* [CHALLENGE]: Return each line of the data below verbatim; pictures are to be left out.

* [RECORD SET]:
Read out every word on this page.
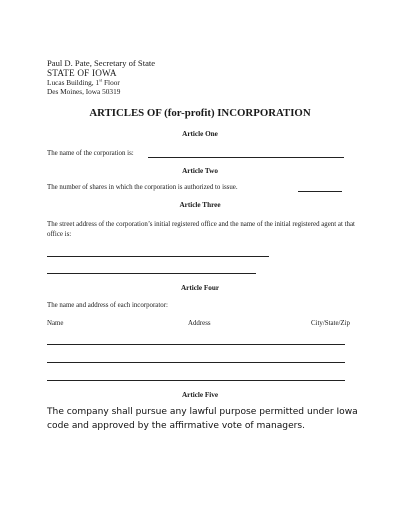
Paul D. Pate, Secretary of State
STATE OF IOWA
Lucas Building, 1st Floor
Des Moines, Iowa 50319
ARTICLES OF (for-profit) INCORPORATION
Article One
The name of the corporation is:
Article Two
The number of shares in which the corporation is authorized to issue.
Article Three
The street address of the corporation’s initial registered office and the name of the initial registered agent at that office is:
Article Four
The name and address of each incorporator:
Name	Address	City/State/Zip
Article Five
The company shall pursue any lawful purpose permitted under Iowa code and approved by the affirmative vote of managers.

* [WRITTEN REPLY]:
Read out every word on this page.
Paul D. Pate, Secretary of State
STATE OF IOWA
Lucas Building, 1st Floor
Des Moines, Iowa 50319
ARTICLES OF (for-profit) INCORPORATION
Article One
The name of the corporation is:
Article Two
The number of shares in which the corporation is authorized to issue.
Article Three
The street address of the corporation’s initial registered office and the name of the initial registered agent at that office is:
Article Four
The name and address of each incorporator:
Name	Address	City/State/Zip
Article Five
The company shall pursue any lawful purpose permitted under Iowa code and approved by the affirmative vote of managers.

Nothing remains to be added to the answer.